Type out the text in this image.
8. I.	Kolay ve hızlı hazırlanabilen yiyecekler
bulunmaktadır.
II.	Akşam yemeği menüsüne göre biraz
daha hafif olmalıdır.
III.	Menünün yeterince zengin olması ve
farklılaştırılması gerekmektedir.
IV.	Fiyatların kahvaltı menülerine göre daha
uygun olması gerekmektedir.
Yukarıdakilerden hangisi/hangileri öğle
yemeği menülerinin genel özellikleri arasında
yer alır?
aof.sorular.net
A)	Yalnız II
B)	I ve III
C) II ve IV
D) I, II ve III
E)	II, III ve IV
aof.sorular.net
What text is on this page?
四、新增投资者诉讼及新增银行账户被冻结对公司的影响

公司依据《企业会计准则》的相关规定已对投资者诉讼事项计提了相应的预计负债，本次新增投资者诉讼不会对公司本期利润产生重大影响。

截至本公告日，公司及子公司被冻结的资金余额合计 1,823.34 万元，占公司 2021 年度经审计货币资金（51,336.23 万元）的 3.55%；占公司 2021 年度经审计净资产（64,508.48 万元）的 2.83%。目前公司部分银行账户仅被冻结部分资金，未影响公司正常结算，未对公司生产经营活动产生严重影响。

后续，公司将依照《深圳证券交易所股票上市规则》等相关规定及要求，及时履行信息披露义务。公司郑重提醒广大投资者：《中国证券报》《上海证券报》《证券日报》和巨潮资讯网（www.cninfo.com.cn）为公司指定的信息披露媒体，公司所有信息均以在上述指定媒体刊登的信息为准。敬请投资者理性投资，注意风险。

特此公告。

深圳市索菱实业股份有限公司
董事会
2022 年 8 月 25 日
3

▬▬▬▬▬▬

*Stated task*
Repeat the whole listing exactly, keeping every line intact.

*Result for this exercise*
Type out the text in this image.
8. I.	Kolay ve hızlı hazırlanabilen yiyecekler
bulunmaktadır.
II.	Akşam yemeği menüsüne göre biraz
daha hafif olmalıdır.
III.	Menünün yeterince zengin olması ve
farklılaştırılması gerekmektedir.
IV.	Fiyatların kahvaltı menülerine göre daha
uygun olması gerekmektedir.
Yukarıdakilerden hangisi/hangileri öğle
yemeği menülerinin genel özellikleri arasında
yer alır?
aof.sorular.net
A)	Yalnız II
B)	I ve III
C) II ve IV
D) I, II ve III
E)	II, III ve IV
aof.sorular.net
What text is on this page?
四、新增投资者诉讼及新增银行账户被冻结对公司的影响

公司依据《企业会计准则》的相关规定已对投资者诉讼事项计提了相应的预计负债，本次新增投资者诉讼不会对公司本期利润产生重大影响。

截至本公告日，公司及子公司被冻结的资金余额合计 1,823.34 万元，占公司 2021 年度经审计货币资金（51,336.23 万元）的 3.55%；占公司 2021 年度经审计净资产（64,508.48 万元）的 2.83%。目前公司部分银行账户仅被冻结部分资金，未影响公司正常结算，未对公司生产经营活动产生严重影响。

后续，公司将依照《深圳证券交易所股票上市规则》等相关规定及要求，及时履行信息披露义务。公司郑重提醒广大投资者：《中国证券报》《上海证券报》《证券日报》和巨潮资讯网（www.cninfo.com.cn）为公司指定的信息披露媒体，公司所有信息均以在上述指定媒体刊登的信息为准。敬请投资者理性投资，注意风险。

特此公告。

深圳市索菱实业股份有限公司
董事会
2022 年 8 月 25 日
3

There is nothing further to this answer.